Problem description — Copy each line of the records that holds the string "plain".
[Start Records]
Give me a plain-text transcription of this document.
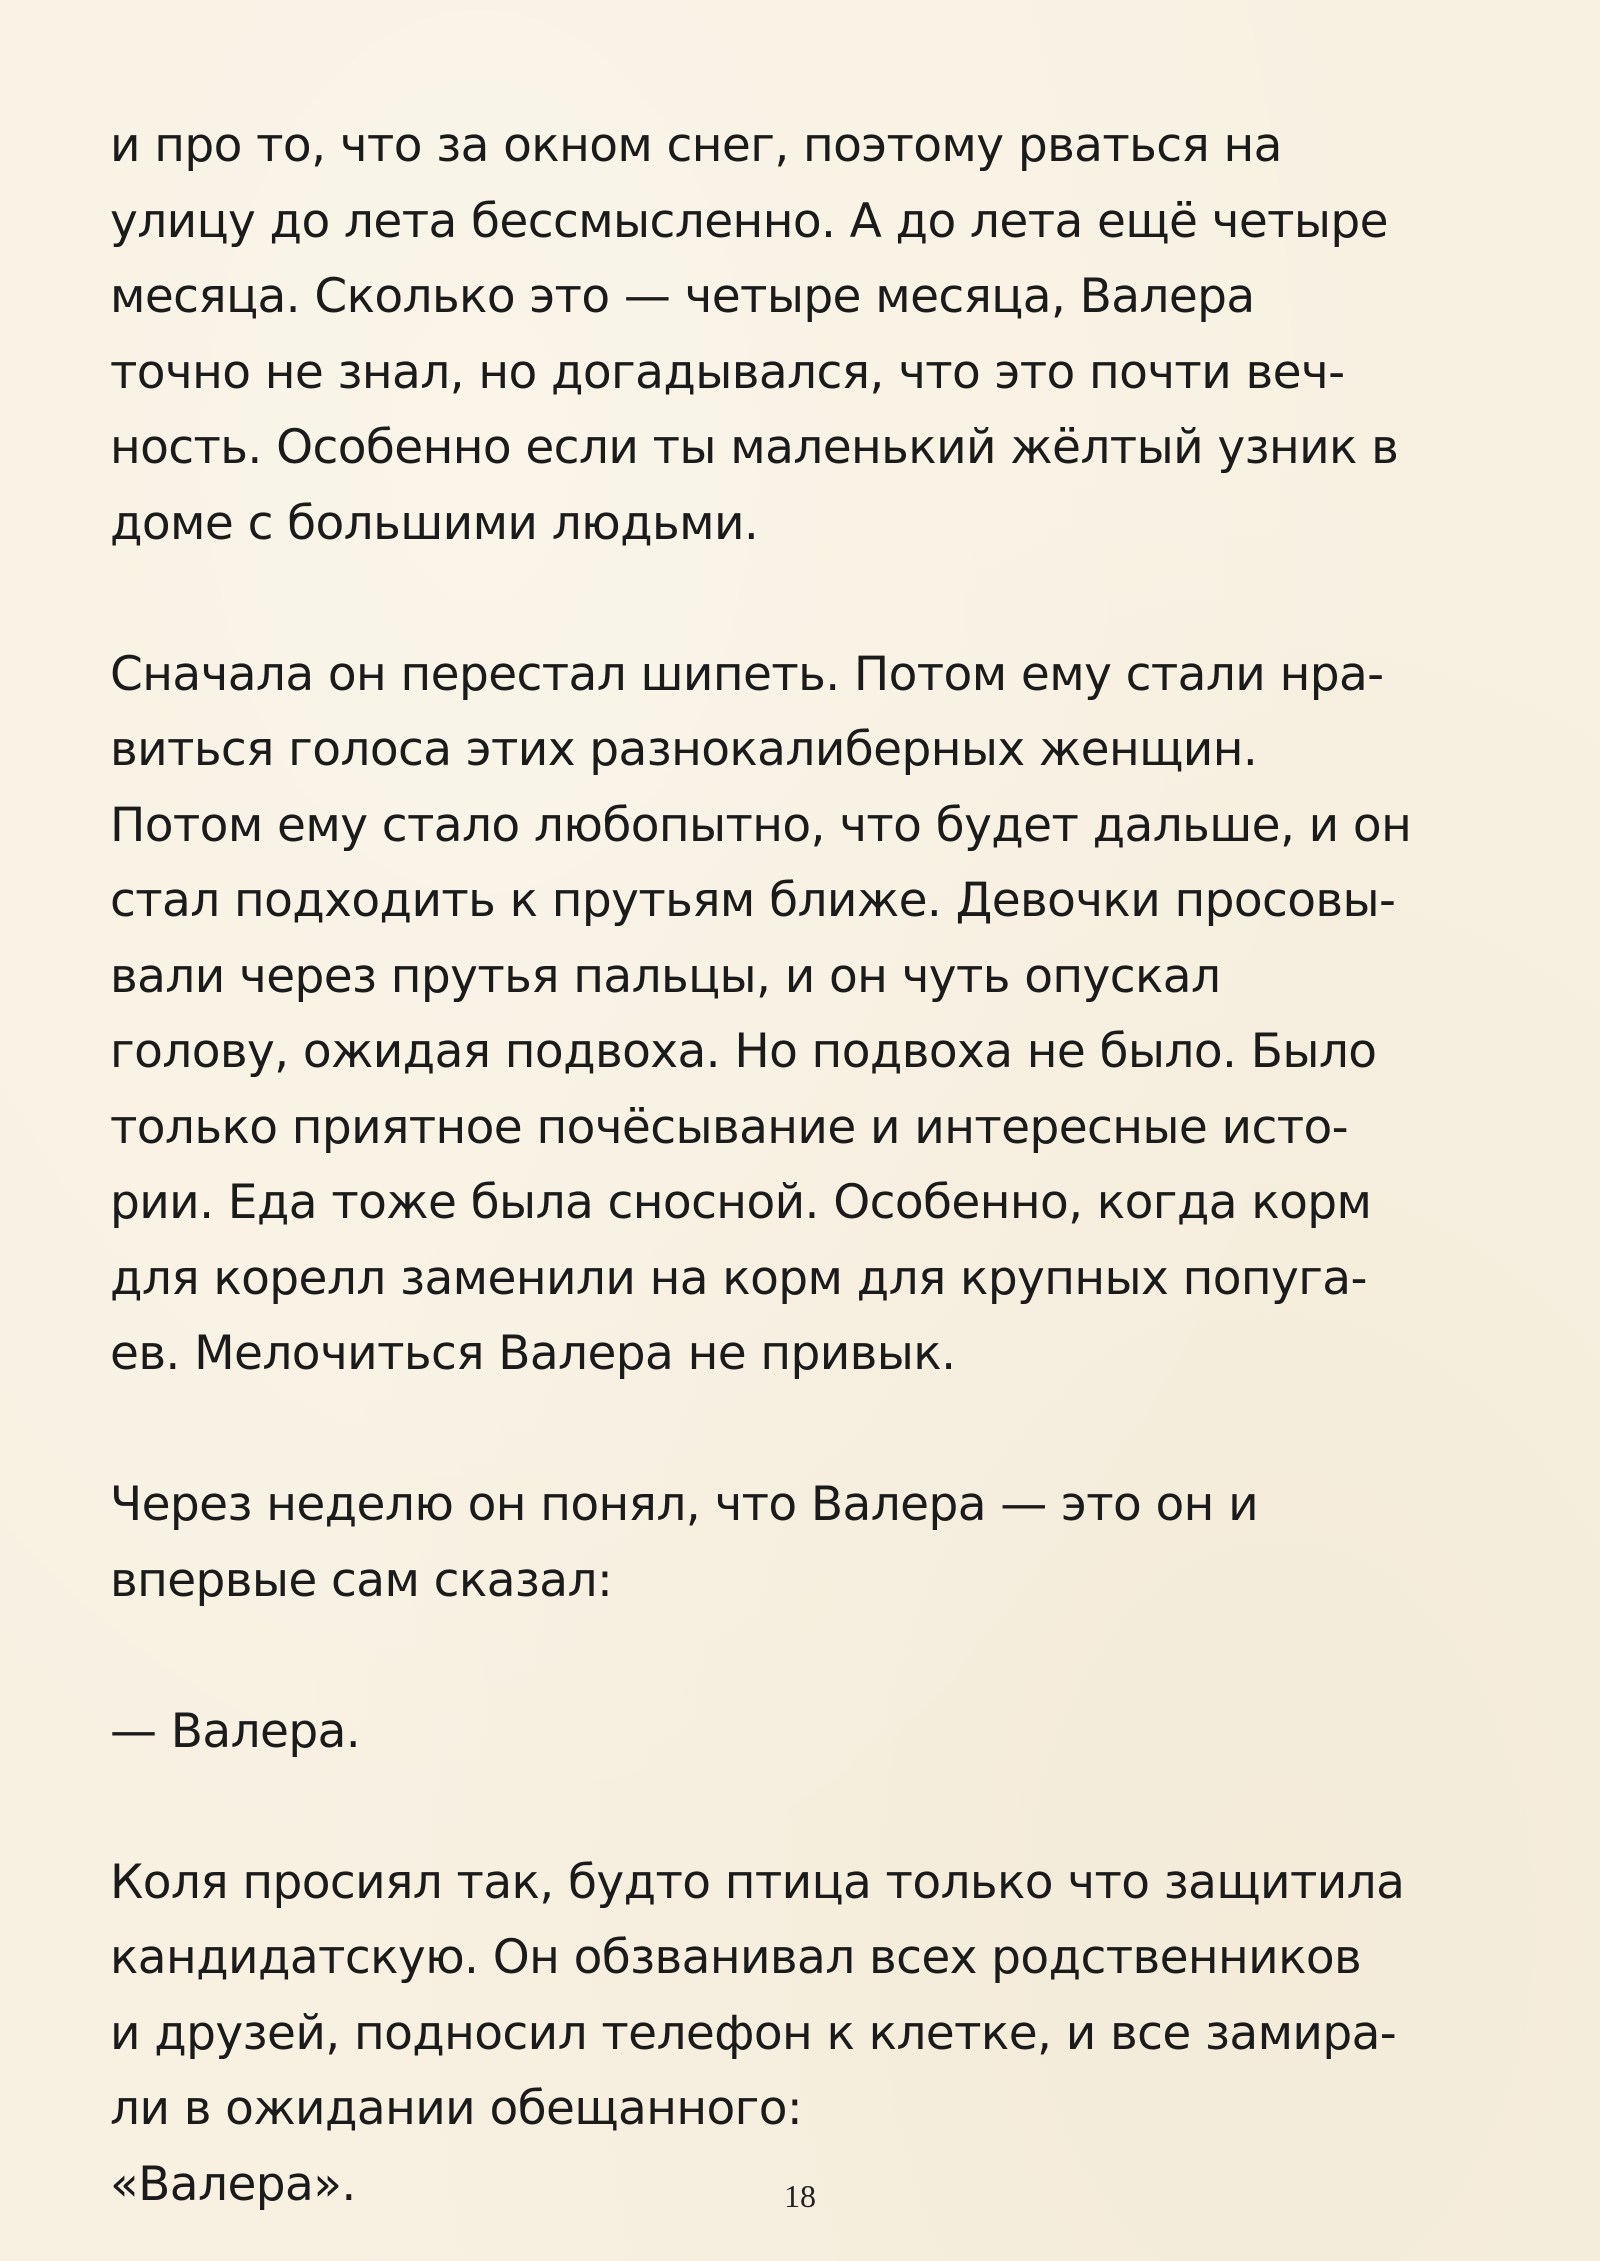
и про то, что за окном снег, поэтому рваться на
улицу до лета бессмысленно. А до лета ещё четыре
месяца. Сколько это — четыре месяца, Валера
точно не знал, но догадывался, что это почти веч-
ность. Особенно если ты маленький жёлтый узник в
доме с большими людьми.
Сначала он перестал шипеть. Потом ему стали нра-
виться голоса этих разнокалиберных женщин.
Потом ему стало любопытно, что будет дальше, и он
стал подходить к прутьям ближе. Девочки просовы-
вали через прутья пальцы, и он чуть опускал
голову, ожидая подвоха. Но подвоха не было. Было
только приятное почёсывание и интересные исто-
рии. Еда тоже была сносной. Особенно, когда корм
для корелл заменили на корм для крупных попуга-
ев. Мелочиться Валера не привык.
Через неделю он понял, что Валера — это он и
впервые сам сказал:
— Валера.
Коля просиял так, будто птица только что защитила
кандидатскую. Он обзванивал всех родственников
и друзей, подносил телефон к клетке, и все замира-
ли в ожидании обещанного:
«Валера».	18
[End Records]
[Start Records]
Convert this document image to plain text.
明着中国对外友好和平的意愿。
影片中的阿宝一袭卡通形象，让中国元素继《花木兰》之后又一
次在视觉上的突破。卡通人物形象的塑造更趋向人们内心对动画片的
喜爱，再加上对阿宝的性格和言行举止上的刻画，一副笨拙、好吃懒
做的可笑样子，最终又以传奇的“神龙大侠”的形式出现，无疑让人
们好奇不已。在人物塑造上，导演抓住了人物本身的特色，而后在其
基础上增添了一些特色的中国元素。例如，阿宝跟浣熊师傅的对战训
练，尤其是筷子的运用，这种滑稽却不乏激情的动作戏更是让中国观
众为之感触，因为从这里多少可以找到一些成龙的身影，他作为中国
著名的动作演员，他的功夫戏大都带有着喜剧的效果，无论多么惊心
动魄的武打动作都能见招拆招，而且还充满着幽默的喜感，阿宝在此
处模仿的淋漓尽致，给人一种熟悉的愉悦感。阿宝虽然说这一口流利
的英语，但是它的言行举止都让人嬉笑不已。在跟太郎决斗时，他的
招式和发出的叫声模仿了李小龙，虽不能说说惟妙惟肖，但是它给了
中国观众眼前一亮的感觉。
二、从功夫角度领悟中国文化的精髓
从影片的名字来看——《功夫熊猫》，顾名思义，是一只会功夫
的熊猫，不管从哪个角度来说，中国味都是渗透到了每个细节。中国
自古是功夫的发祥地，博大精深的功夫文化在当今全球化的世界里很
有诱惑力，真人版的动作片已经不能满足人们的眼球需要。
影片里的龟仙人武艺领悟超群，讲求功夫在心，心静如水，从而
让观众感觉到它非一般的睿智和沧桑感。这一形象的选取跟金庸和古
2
[End Records]
[Start Records]
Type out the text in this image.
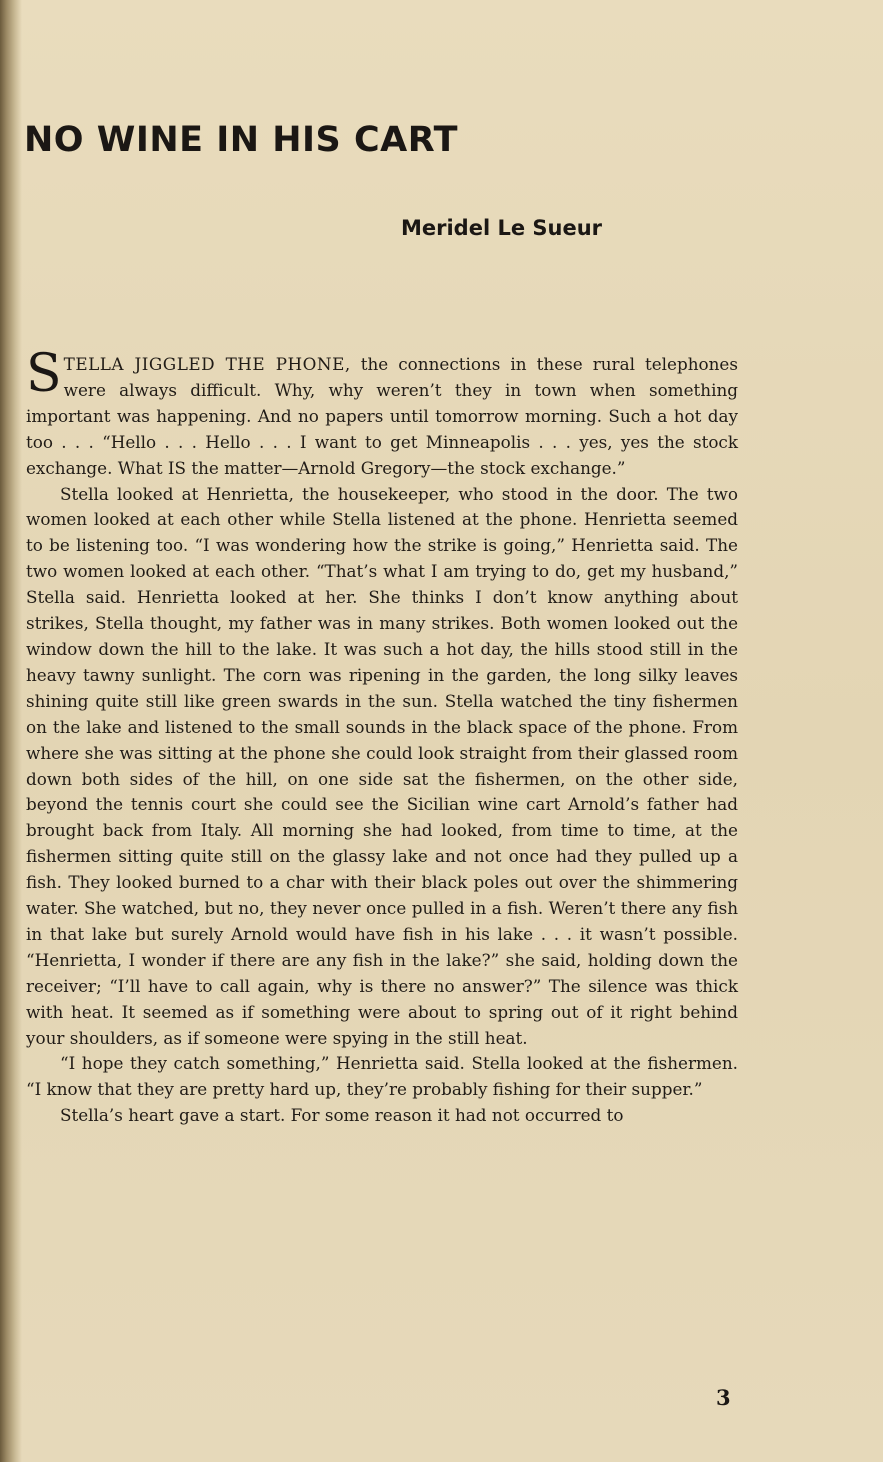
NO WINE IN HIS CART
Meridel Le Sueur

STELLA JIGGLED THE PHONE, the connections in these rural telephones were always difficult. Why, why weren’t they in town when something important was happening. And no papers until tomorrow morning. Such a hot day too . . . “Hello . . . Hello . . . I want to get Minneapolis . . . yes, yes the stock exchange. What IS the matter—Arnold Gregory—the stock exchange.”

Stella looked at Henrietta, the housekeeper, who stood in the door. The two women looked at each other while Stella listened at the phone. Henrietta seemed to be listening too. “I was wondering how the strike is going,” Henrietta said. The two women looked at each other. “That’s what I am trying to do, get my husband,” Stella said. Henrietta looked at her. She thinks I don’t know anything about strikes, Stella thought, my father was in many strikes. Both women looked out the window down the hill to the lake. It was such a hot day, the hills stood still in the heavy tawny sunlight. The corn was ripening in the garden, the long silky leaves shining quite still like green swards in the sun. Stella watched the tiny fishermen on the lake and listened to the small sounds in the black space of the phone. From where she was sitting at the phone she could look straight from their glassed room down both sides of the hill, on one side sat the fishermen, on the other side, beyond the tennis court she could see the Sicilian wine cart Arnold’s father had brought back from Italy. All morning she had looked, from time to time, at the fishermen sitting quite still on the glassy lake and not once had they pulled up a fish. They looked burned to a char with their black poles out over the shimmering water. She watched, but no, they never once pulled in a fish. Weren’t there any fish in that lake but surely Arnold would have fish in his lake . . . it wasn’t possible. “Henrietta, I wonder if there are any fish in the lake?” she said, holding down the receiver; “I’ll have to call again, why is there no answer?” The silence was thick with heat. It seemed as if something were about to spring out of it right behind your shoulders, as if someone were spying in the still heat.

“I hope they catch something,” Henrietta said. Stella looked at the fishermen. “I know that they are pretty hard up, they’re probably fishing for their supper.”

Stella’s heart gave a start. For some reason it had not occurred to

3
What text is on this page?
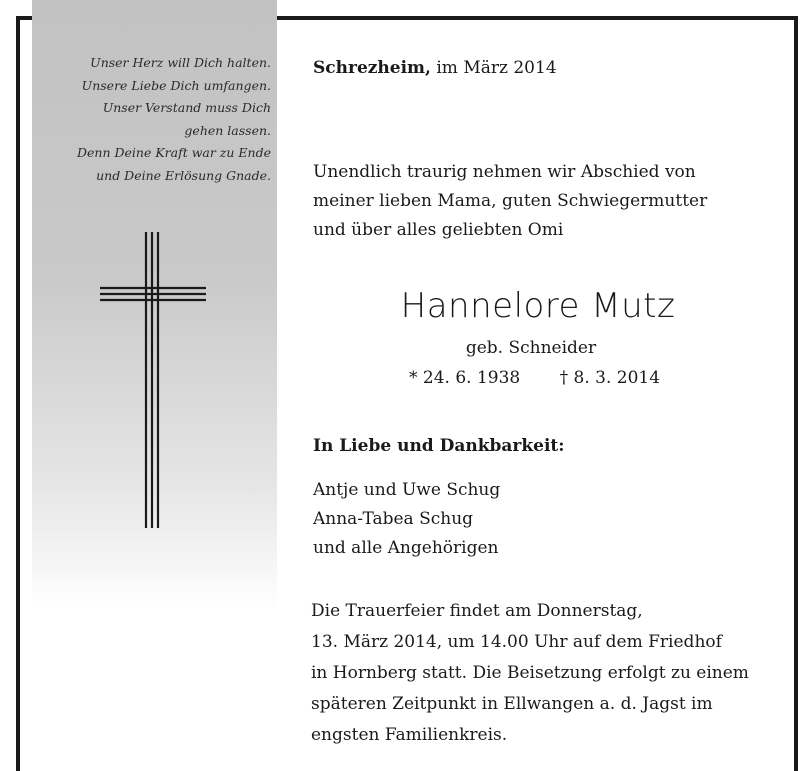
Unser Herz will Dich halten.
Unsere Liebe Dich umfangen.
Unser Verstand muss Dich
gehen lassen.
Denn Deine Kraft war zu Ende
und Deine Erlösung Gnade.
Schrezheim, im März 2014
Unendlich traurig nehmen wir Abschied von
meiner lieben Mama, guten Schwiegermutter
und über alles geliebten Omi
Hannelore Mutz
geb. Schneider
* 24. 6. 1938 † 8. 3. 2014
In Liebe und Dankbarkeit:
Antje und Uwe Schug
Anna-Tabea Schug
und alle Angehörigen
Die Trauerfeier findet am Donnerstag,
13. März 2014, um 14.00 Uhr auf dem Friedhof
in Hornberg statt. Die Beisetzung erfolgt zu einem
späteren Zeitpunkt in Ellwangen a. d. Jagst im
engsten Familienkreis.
[End Records]
Completed task —
Give me a plain-text transcription of this document.
Convert this document image to plain text.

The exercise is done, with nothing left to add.